Stored entries:

— START —

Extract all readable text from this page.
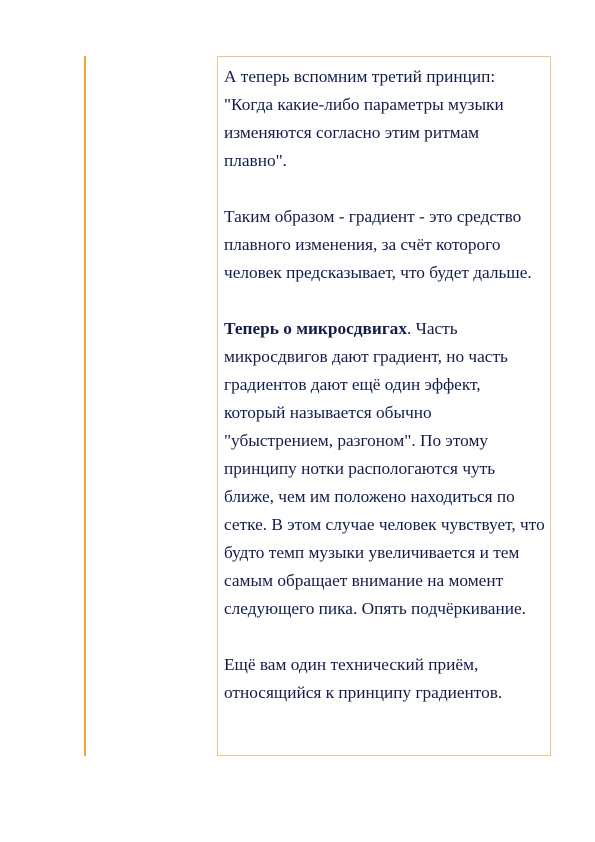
А теперь вспомним третий принцип: "Когда какие-либо параметры музыки изменяются согласно этим ритмам плавно".

Таким образом - градиент - это средство плавного изменения, за счёт которого человек предсказывает, что будет дальше.

Теперь о микросдвигах. Часть микросдвигов дают градиент, но часть градиентов дают ещё один эффект, который называется обычно "убыстрением, разгоном". По этому принципу нотки распологаются чуть ближе, чем им положено находиться по сетке. В этом случае человек чувствует, что будто темп музыки увеличивается и тем самым обращает внимание на момент следующего пика. Опять подчёркивание.

Ещё вам один технический приём, относящийся к принципу градиентов.
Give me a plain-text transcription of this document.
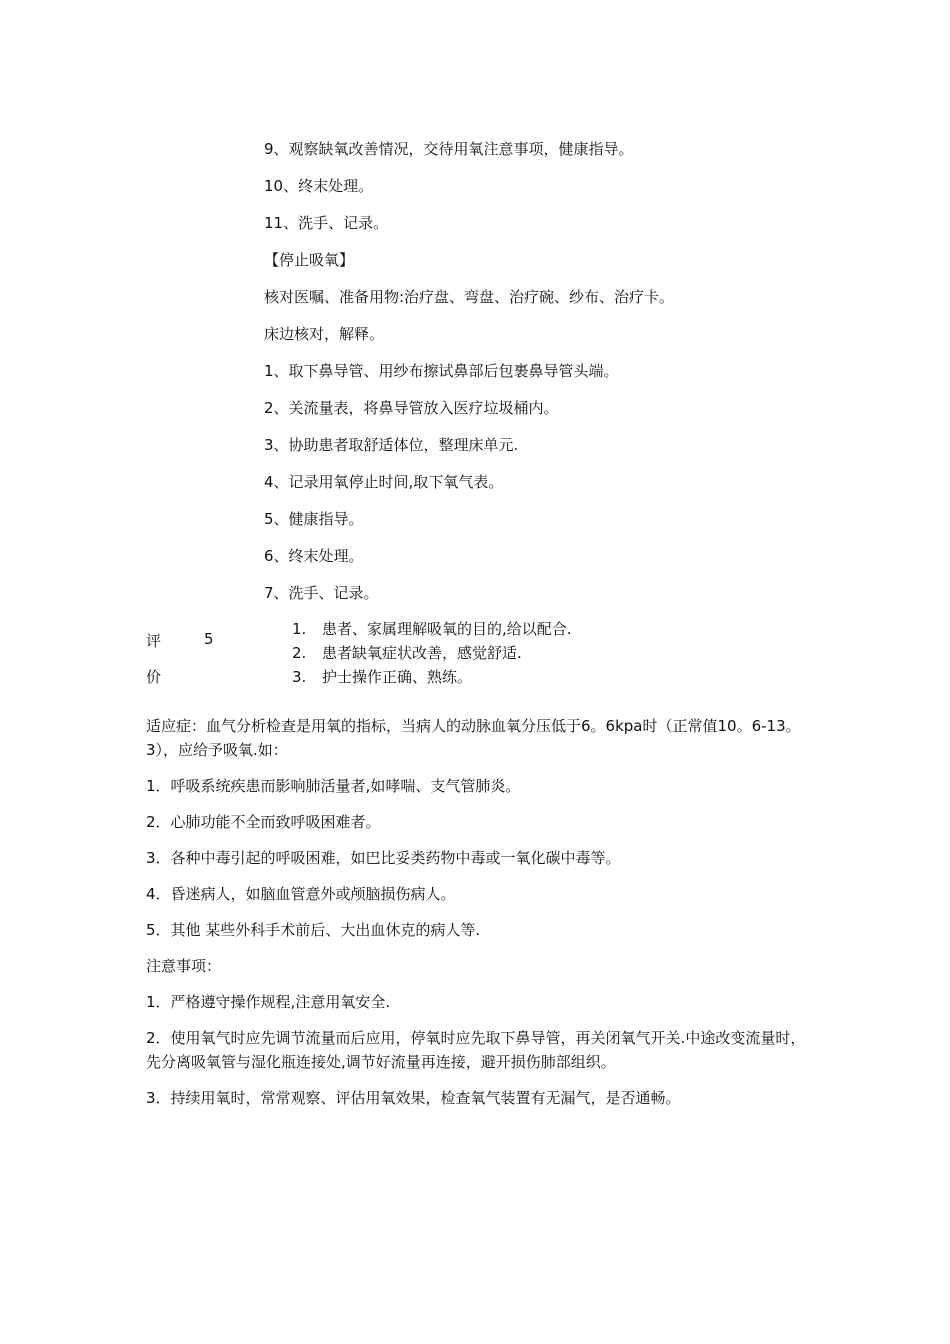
9、观察缺氧改善情况，交待用氧注意事项，健康指导。
10、终末处理。
11、洗手、记录。
【停止吸氧】
核对医嘱、准备用物:治疗盘、弯盘、治疗碗、纱布、治疗卡。
床边核对，解释。
1、取下鼻导管、用纱布擦试鼻部后包裹鼻导管头端。
2、关流量表，将鼻导管放入医疗垃圾桶内。
3、协助患者取舒适体位，整理床单元.
4、记录用氧停止时间,取下氧气表。
5、健康指导。
6、终末处理。
7、洗手、记录。
评
价
5
1. 患者、家属理解吸氧的目的,给以配合.
2. 患者缺氧症状改善，感觉舒适.
3. 护士操作正确、熟练。
适应症：血气分析检查是用氧的指标，当病人的动脉血氧分压低于6。6kpa时（正常值10。6-13。3），应给予吸氧.如：
1．呼吸系统疾患而影响肺活量者,如哮喘、支气管肺炎。
2．心肺功能不全而致呼吸困难者。
3．各种中毒引起的呼吸困难，如巴比妥类药物中毒或一氧化碳中毒等。
4．昏迷病人，如脑血管意外或颅脑损伤病人。
5．其他 某些外科手术前后、大出血休克的病人等.
注意事项：
1．严格遵守操作规程,注意用氧安全.
2．使用氧气时应先调节流量而后应用，停氧时应先取下鼻导管，再关闭氧气开关.中途改变流量时，先分离吸氧管与湿化瓶连接处,调节好流量再连接，避开损伤肺部组织。
3．持续用氧时，常常观察、评估用氧效果，检查氧气装置有无漏气，是否通畅。
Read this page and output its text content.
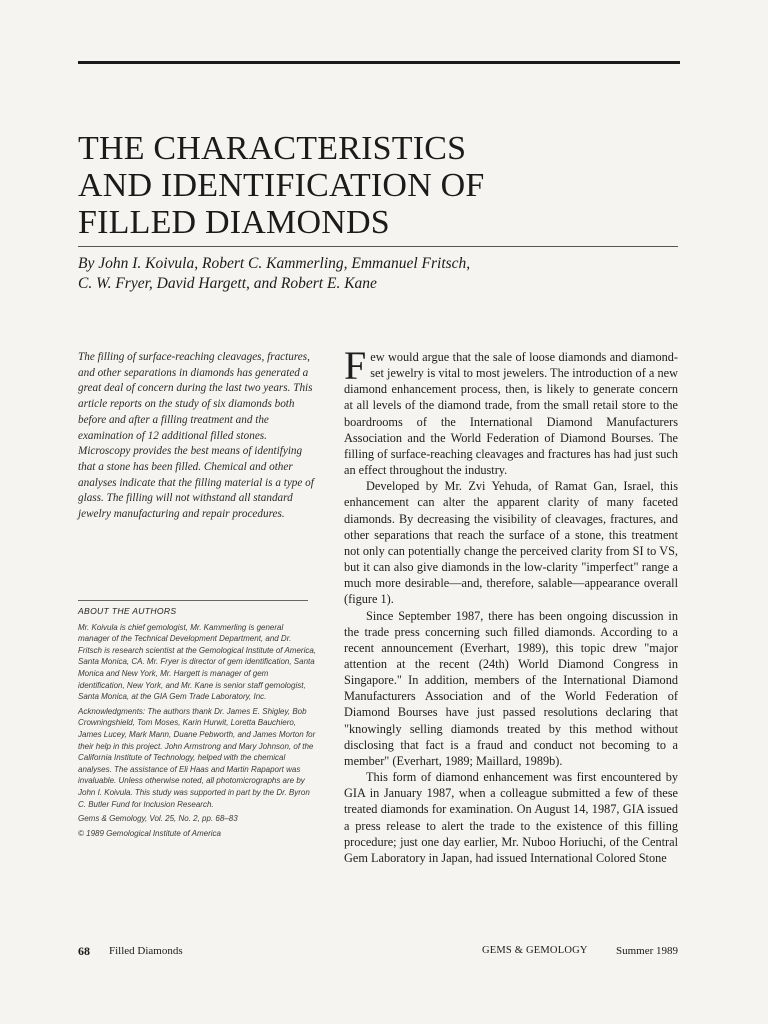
THE CHARACTERISTICS
AND IDENTIFICATION OF
FILLED DIAMONDS
By John I. Koivula, Robert C. Kammerling, Emmanuel Fritsch,
C. W. Fryer, David Hargett, and Robert E. Kane

The filling of surface-reaching cleavages, fractures, and other separations in diamonds has generated a great deal of concern during the last two years. This article reports on the study of six diamonds both before and after a filling treatment and the examination of 12 additional filled stones. Microscopy provides the best means of identifying that a stone has been filled. Chemical and other analyses indicate that the filling material is a type of glass. The filling will not withstand all standard jewelry manufacturing and repair procedures.

ABOUT THE AUTHORS

Mr. Koivula is chief gemologist, Mr. Kammerling is general manager of the Technical Development Department, and Dr. Fritsch is research scientist at the Gemological Institute of America, Santa Monica, CA. Mr. Fryer is director of gem identification, Santa Monica and New York, Mr. Hargett is manager of gem identification, New York, and Mr. Kane is senior staff gemologist, Santa Monica, at the GIA Gem Trade Laboratory, Inc.

Acknowledgments: The authors thank Dr. James E. Shigley, Bob Crowningshield, Tom Moses, Karin Hurwit, Loretta Bauchiero, James Lucey, Mark Mann, Duane Pebworth, and James Morton for their help in this project. John Armstrong and Mary Johnson, of the California Institute of Technology, helped with the chemical analyses. The assistance of Eli Haas and Martin Rapaport was invaluable. Unless otherwise noted, all photomicrographs are by John I. Koivula. This study was supported in part by the Dr. Byron C. Butler Fund for Inclusion Research.

Gems & Gemology, Vol. 25, No. 2, pp. 68–83

© 1989 Gemological Institute of America

Few would argue that the sale of loose diamonds and diamond-set jewelry is vital to most jewelers. The introduction of a new diamond enhancement process, then, is likely to generate concern at all levels of the diamond trade, from the small retail store to the boardrooms of the International Diamond Manufacturers Association and the World Federation of Diamond Bourses. The filling of surface-reaching cleavages and fractures has had just such an effect throughout the industry.

Developed by Mr. Zvi Yehuda, of Ramat Gan, Israel, this enhancement can alter the apparent clarity of many faceted diamonds. By decreasing the visibility of cleavages, fractures, and other separations that reach the surface of a stone, this treatment not only can potentially change the perceived clarity from SI to VS, but it can also give diamonds in the low-clarity "imperfect" range a much more desirable—and, therefore, salable—appearance overall (figure 1).

Since September 1987, there has been ongoing discussion in the trade press concerning such filled diamonds. According to a recent announcement (Everhart, 1989), this topic drew "major attention at the recent (24th) World Diamond Congress in Singapore." In addition, members of the International Diamond Manufacturers Association and of the World Federation of Diamond Bourses have just passed resolutions declaring that "knowingly selling diamonds treated by this method without disclosing that fact is a fraud and conduct not becoming to a member" (Everhart, 1989; Maillard, 1989b).

This form of diamond enhancement was first encountered by GIA in January 1987, when a colleague submitted a few of these treated diamonds for examination. On August 14, 1987, GIA issued a press release to alert the trade to the existence of this filling procedure; just one day earlier, Mr. Nuboo Horiuchi, of the Central Gem Laboratory in Japan, had issued International Colored Stone

68 Filled Diamonds	GEMS & GEMOLOGY	Summer 1989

— END —

■ What you have to do
Locate the lines above that hold the word "градиентов". Show every one of them.

■ Final answer
Теперь о микросдвигах. Часть микросдвигов дают градиент, но часть градиентов дают ещё один эффект, который называется обычно "убыстрением, разгоном". По этому принципу нотки распологаются чуть ближе, чем им положено находиться по сетке. В этом случае человек чувствует, что будто темп музыки увеличивается и тем самым обращает внимание на момент следующего пика. Опять подчёркивание.
Ещё вам один технический приём, относящийся к принципу градиентов.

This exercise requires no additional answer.